Copy all the material below, exactly as it stands.

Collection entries
================

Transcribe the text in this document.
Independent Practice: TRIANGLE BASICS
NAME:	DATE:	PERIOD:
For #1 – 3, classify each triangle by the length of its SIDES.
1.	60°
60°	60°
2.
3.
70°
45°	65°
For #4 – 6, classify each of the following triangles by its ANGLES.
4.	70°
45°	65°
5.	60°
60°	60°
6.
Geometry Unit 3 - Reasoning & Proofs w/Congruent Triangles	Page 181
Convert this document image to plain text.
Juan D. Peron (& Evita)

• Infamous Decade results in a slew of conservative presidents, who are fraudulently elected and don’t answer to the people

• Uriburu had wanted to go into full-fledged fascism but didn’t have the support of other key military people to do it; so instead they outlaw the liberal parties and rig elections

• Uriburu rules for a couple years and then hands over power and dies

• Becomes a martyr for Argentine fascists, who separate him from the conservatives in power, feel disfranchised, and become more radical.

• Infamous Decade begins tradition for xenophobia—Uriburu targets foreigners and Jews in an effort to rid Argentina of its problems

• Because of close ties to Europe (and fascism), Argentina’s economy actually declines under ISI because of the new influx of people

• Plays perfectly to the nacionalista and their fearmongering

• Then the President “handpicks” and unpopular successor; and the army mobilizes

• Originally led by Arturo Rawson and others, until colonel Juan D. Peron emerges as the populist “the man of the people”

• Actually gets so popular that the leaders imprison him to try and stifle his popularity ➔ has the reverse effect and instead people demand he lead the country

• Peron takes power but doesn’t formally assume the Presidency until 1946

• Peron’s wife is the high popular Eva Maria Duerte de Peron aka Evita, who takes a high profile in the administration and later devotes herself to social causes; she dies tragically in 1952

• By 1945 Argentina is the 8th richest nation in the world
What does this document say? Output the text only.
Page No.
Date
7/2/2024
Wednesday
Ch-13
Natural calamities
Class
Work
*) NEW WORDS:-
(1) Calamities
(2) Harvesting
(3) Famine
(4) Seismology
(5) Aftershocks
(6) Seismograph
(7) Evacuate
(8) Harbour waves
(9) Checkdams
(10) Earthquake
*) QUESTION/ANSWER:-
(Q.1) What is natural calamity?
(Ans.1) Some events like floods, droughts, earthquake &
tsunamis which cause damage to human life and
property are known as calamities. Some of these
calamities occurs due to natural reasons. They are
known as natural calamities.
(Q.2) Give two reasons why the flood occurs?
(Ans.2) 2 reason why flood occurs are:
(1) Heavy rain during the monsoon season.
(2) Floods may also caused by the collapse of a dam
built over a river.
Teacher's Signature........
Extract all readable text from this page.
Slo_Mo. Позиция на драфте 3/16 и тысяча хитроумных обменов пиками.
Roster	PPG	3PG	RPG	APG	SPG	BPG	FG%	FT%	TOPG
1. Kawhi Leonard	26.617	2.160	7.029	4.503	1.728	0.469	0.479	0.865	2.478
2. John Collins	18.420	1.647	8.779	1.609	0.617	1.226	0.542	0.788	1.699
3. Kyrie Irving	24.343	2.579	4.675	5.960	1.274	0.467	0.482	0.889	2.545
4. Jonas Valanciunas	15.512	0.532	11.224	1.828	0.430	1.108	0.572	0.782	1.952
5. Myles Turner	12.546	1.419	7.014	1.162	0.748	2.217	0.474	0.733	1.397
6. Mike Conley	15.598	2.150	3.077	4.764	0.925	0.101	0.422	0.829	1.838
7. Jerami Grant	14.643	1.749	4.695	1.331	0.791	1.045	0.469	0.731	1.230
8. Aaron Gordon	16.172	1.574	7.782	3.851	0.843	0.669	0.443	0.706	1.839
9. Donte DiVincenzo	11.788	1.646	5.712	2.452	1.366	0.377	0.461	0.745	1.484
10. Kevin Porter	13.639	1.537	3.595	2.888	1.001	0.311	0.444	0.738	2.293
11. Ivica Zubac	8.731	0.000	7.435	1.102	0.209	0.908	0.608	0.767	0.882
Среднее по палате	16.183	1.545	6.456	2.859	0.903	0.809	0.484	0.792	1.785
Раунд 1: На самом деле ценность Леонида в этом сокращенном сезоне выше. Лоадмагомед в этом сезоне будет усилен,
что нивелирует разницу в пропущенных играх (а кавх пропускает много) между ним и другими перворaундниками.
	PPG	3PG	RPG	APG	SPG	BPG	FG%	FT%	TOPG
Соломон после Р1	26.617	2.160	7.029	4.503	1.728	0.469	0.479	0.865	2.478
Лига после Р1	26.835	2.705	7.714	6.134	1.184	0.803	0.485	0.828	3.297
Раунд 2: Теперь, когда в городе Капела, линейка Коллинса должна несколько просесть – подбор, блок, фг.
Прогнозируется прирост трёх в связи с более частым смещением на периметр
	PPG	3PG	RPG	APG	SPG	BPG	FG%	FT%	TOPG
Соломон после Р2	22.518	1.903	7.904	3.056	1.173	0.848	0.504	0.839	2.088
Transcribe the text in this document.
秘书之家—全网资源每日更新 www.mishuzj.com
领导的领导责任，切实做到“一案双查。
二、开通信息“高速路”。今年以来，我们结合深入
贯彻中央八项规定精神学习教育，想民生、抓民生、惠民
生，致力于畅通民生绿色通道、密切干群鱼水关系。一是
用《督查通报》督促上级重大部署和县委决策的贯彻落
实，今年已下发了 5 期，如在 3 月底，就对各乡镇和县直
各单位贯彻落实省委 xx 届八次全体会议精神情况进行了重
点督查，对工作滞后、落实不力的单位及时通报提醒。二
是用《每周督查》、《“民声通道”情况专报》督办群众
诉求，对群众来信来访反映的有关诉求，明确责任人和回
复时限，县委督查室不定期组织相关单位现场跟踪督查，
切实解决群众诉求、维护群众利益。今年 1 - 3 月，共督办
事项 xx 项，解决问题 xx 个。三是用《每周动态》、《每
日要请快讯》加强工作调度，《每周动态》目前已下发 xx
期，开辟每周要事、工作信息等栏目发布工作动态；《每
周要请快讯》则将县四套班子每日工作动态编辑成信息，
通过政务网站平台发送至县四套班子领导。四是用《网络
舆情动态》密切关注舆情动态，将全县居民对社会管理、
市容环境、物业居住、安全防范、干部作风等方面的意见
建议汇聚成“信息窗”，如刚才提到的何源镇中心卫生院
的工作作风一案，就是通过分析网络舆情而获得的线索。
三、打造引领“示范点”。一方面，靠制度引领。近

================

▶ _RIGHT ANSWER_
Transcribe the text in this document.
Independent Practice: TRIANGLE BASICS
NAME:	DATE:	PERIOD:
For #1 – 3, classify each triangle by the length of its SIDES.
1.	60°
60°	60°
2.
3.
70°
45°	65°
For #4 – 6, classify each of the following triangles by its ANGLES.
4.	70°
45°	65°
5.	60°
60°	60°
6.
Geometry Unit 3 - Reasoning & Proofs w/Congruent Triangles	Page 181
Convert this document image to plain text.
Juan D. Peron (& Evita)

• Infamous Decade results in a slew of conservative presidents, who are fraudulently elected and don’t answer to the people

• Uriburu had wanted to go into full-fledged fascism but didn’t have the support of other key military people to do it; so instead they outlaw the liberal parties and rig elections

• Uriburu rules for a couple years and then hands over power and dies

• Becomes a martyr for Argentine fascists, who separate him from the conservatives in power, feel disfranchised, and become more radical.

• Infamous Decade begins tradition for xenophobia—Uriburu targets foreigners and Jews in an effort to rid Argentina of its problems

• Because of close ties to Europe (and fascism), Argentina’s economy actually declines under ISI because of the new influx of people

• Plays perfectly to the nacionalista and their fearmongering

• Then the President “handpicks” and unpopular successor; and the army mobilizes

• Originally led by Arturo Rawson and others, until colonel Juan D. Peron emerges as the populist “the man of the people”

• Actually gets so popular that the leaders imprison him to try and stifle his popularity ➔ has the reverse effect and instead people demand he lead the country

• Peron takes power but doesn’t formally assume the Presidency until 1946

• Peron’s wife is the high popular Eva Maria Duerte de Peron aka Evita, who takes a high profile in the administration and later devotes herself to social causes; she dies tragically in 1952

• By 1945 Argentina is the 8th richest nation in the world
What does this document say? Output the text only.
Page No.
Date
7/2/2024
Wednesday
Ch-13
Natural calamities
Class
Work
*) NEW WORDS:-
(1) Calamities
(2) Harvesting
(3) Famine
(4) Seismology
(5) Aftershocks
(6) Seismograph
(7) Evacuate
(8) Harbour waves
(9) Checkdams
(10) Earthquake
*) QUESTION/ANSWER:-
(Q.1) What is natural calamity?
(Ans.1) Some events like floods, droughts, earthquake &
tsunamis which cause damage to human life and
property are known as calamities. Some of these
calamities occurs due to natural reasons. They are
known as natural calamities.
(Q.2) Give two reasons why the flood occurs?
(Ans.2) 2 reason why flood occurs are:
(1) Heavy rain during the monsoon season.
(2) Floods may also caused by the collapse of a dam
built over a river.
Teacher's Signature........
Extract all readable text from this page.
Slo_Mo. Позиция на драфте 3/16 и тысяча хитроумных обменов пиками.
Roster	PPG	3PG	RPG	APG	SPG	BPG	FG%	FT%	TOPG
1. Kawhi Leonard	26.617	2.160	7.029	4.503	1.728	0.469	0.479	0.865	2.478
2. John Collins	18.420	1.647	8.779	1.609	0.617	1.226	0.542	0.788	1.699
3. Kyrie Irving	24.343	2.579	4.675	5.960	1.274	0.467	0.482	0.889	2.545
4. Jonas Valanciunas	15.512	0.532	11.224	1.828	0.430	1.108	0.572	0.782	1.952
5. Myles Turner	12.546	1.419	7.014	1.162	0.748	2.217	0.474	0.733	1.397
6. Mike Conley	15.598	2.150	3.077	4.764	0.925	0.101	0.422	0.829	1.838
7. Jerami Grant	14.643	1.749	4.695	1.331	0.791	1.045	0.469	0.731	1.230
8. Aaron Gordon	16.172	1.574	7.782	3.851	0.843	0.669	0.443	0.706	1.839
9. Donte DiVincenzo	11.788	1.646	5.712	2.452	1.366	0.377	0.461	0.745	1.484
10. Kevin Porter	13.639	1.537	3.595	2.888	1.001	0.311	0.444	0.738	2.293
11. Ivica Zubac	8.731	0.000	7.435	1.102	0.209	0.908	0.608	0.767	0.882
Среднее по палате	16.183	1.545	6.456	2.859	0.903	0.809	0.484	0.792	1.785
Раунд 1: На самом деле ценность Леонида в этом сокращенном сезоне выше. Лоадмагомед в этом сезоне будет усилен,
что нивелирует разницу в пропущенных играх (а кавх пропускает много) между ним и другими перворaундниками.
	PPG	3PG	RPG	APG	SPG	BPG	FG%	FT%	TOPG
Соломон после Р1	26.617	2.160	7.029	4.503	1.728	0.469	0.479	0.865	2.478
Лига после Р1	26.835	2.705	7.714	6.134	1.184	0.803	0.485	0.828	3.297
Раунд 2: Теперь, когда в городе Капела, линейка Коллинса должна несколько просесть – подбор, блок, фг.
Прогнозируется прирост трёх в связи с более частым смещением на периметр
	PPG	3PG	RPG	APG	SPG	BPG	FG%	FT%	TOPG
Соломон после Р2	22.518	1.903	7.904	3.056	1.173	0.848	0.504	0.839	2.088
Transcribe the text in this document.
秘书之家—全网资源每日更新 www.mishuzj.com
领导的领导责任，切实做到“一案双查。
二、开通信息“高速路”。今年以来，我们结合深入
贯彻中央八项规定精神学习教育，想民生、抓民生、惠民
生，致力于畅通民生绿色通道、密切干群鱼水关系。一是
用《督查通报》督促上级重大部署和县委决策的贯彻落
实，今年已下发了 5 期，如在 3 月底，就对各乡镇和县直
各单位贯彻落实省委 xx 届八次全体会议精神情况进行了重
点督查，对工作滞后、落实不力的单位及时通报提醒。二
是用《每周督查》、《“民声通道”情况专报》督办群众
诉求，对群众来信来访反映的有关诉求，明确责任人和回
复时限，县委督查室不定期组织相关单位现场跟踪督查，
切实解决群众诉求、维护群众利益。今年 1 - 3 月，共督办
事项 xx 项，解决问题 xx 个。三是用《每周动态》、《每
日要请快讯》加强工作调度，《每周动态》目前已下发 xx
期，开辟每周要事、工作信息等栏目发布工作动态；《每
周要请快讯》则将县四套班子每日工作动态编辑成信息，
通过政务网站平台发送至县四套班子领导。四是用《网络
舆情动态》密切关注舆情动态，将全县居民对社会管理、
市容环境、物业居住、安全防范、干部作风等方面的意见
建议汇聚成“信息窗”，如刚才提到的何源镇中心卫生院
的工作作风一案，就是通过分析网络舆情而获得的线索。
三、打造引领“示范点”。一方面，靠制度引领。近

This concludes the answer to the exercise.